__INSTRUCTIONS TO FOLLOW__. Transcribe the records below exactly as they appear, omitting any pictures.

__EXERCISE INPUTS__.
'''

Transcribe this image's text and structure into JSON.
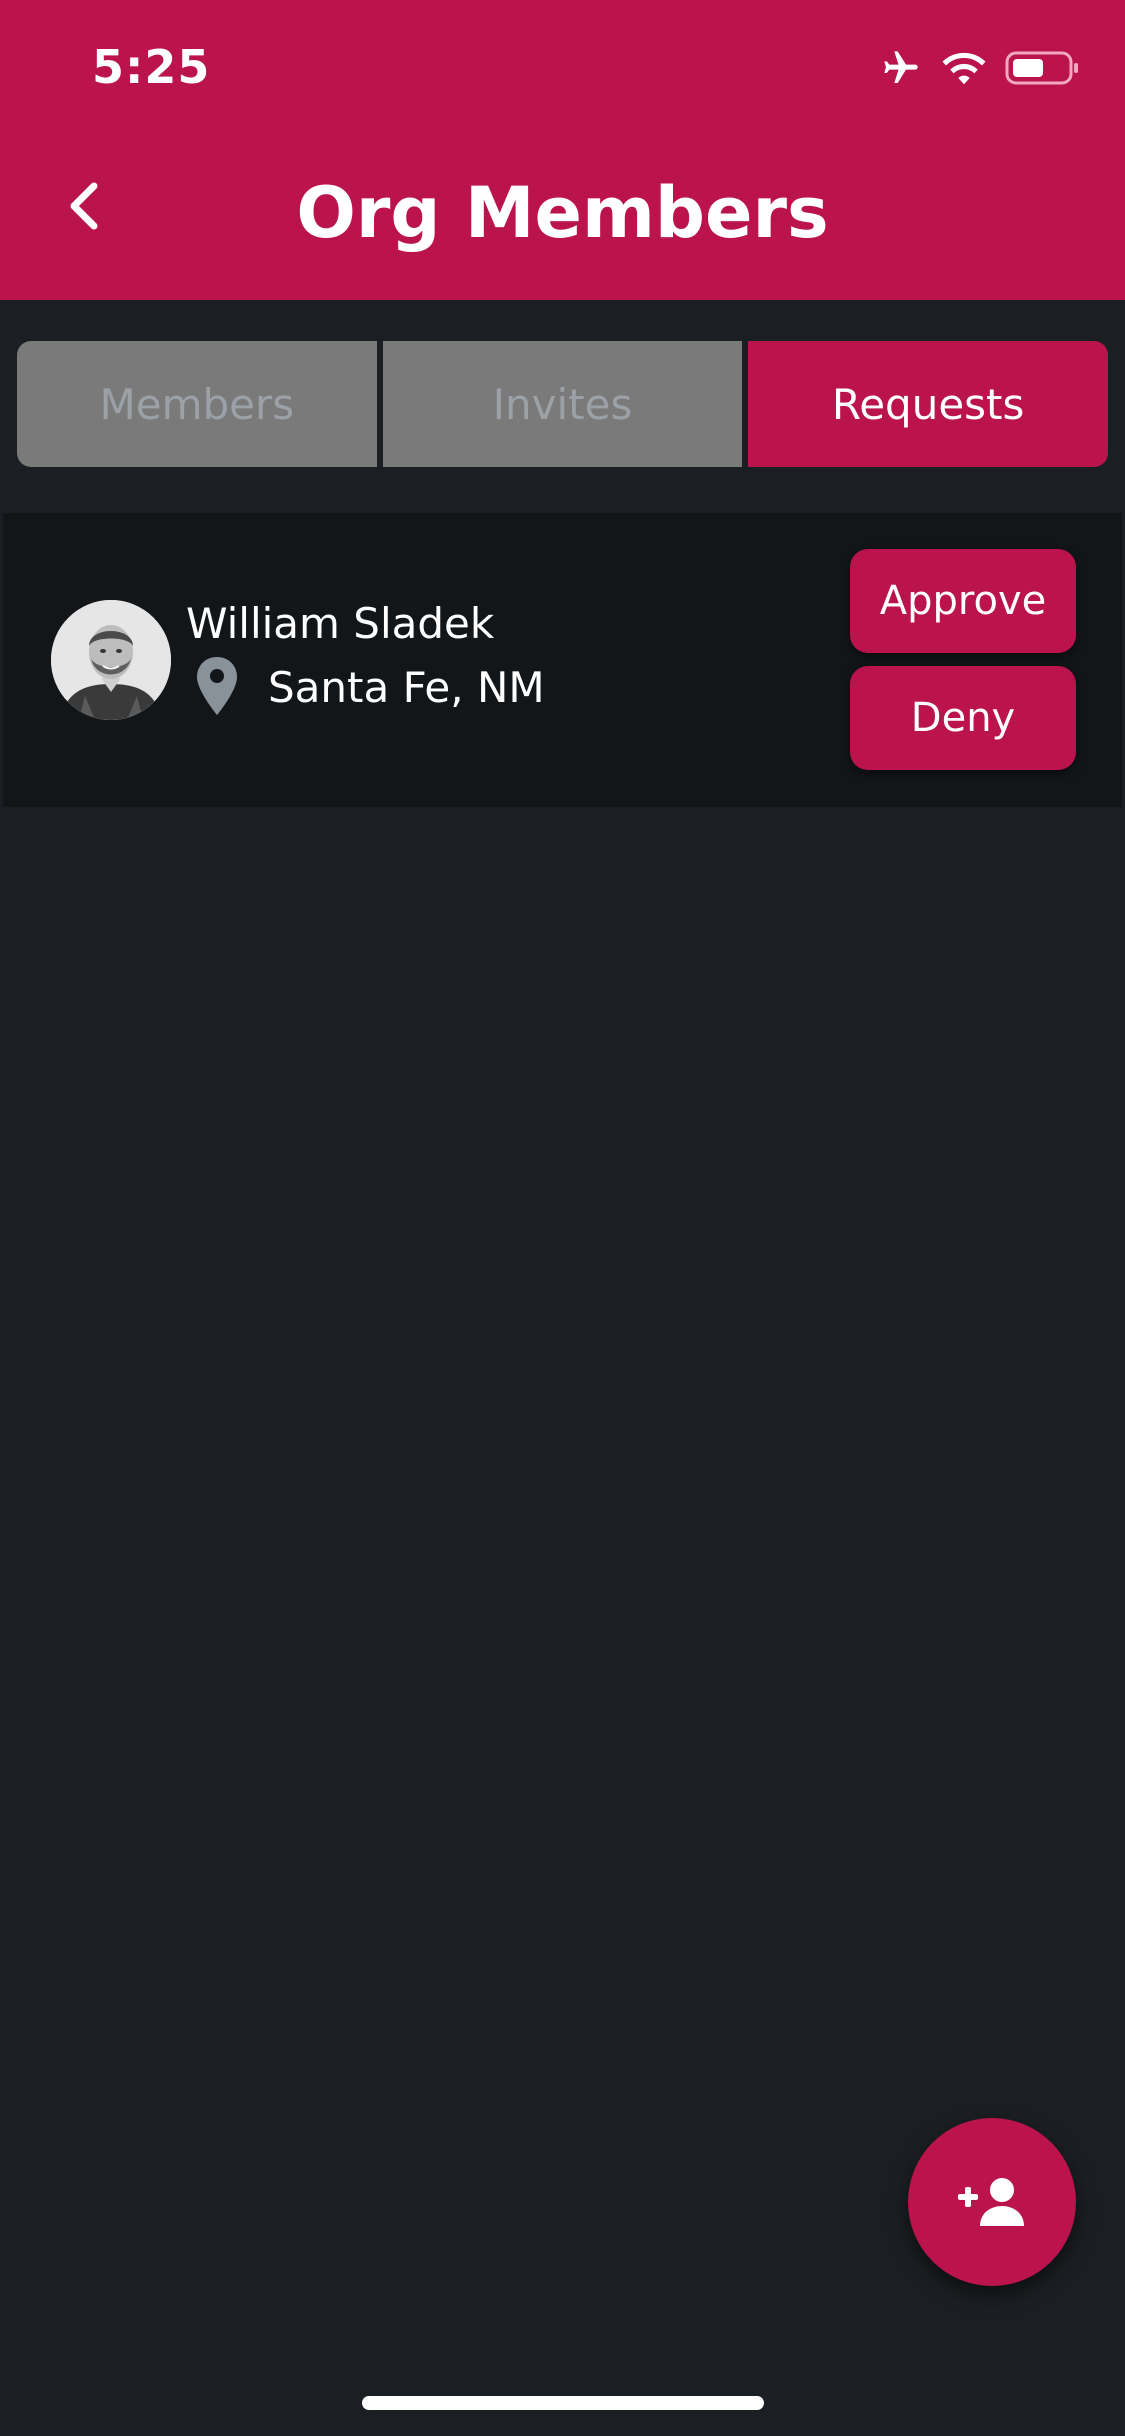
{
  "status_bar": {
    "time": "5:25",
    "icons": [
      "airplane-icon",
      "wifi-icon",
      "battery-icon"
    ]
  },
  "header": {
    "title": "Org Members",
    "back_icon": "chevron-left-icon"
  },
  "tabs": [
    {
      "label": "Members",
      "active": false
    },
    {
      "label": "Invites",
      "active": false
    },
    {
      "label": "Requests",
      "active": true
    }
  ],
  "requests": [
    {
      "name": "William Sladek",
      "location": "Santa Fe, NM",
      "location_icon": "map-pin-icon",
      "actions": {
        "approve_label": "Approve",
        "deny_label": "Deny"
      }
    }
  ],
  "fab": {
    "icon": "add-person-icon"
  },
  "colors": {
    "brand": "#bb134b",
    "background": "#1b1f23",
    "card": "#131619",
    "tab_inactive": "#7a7a7a",
    "tab_inactive_text": "#9ca1a8"
  }
}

'''

__RESULT__.
Transcribe this image's text and structure into JSON.
{
  "status_bar": {
    "time": "5:25",
    "icons": [
      "airplane-icon",
      "wifi-icon",
      "battery-icon"
    ]
  },
  "header": {
    "title": "Org Members",
    "back_icon": "chevron-left-icon"
  },
  "tabs": [
    {
      "label": "Members",
      "active": false
    },
    {
      "label": "Invites",
      "active": false
    },
    {
      "label": "Requests",
      "active": true
    }
  ],
  "requests": [
    {
      "name": "William Sladek",
      "location": "Santa Fe, NM",
      "location_icon": "map-pin-icon",
      "actions": {
        "approve_label": "Approve",
        "deny_label": "Deny"
      }
    }
  ],
  "fab": {
    "icon": "add-person-icon"
  },
  "colors": {
    "brand": "#bb134b",
    "background": "#1b1f23",
    "card": "#131619",
    "tab_inactive": "#7a7a7a",
    "tab_inactive_text": "#9ca1a8"
  }
}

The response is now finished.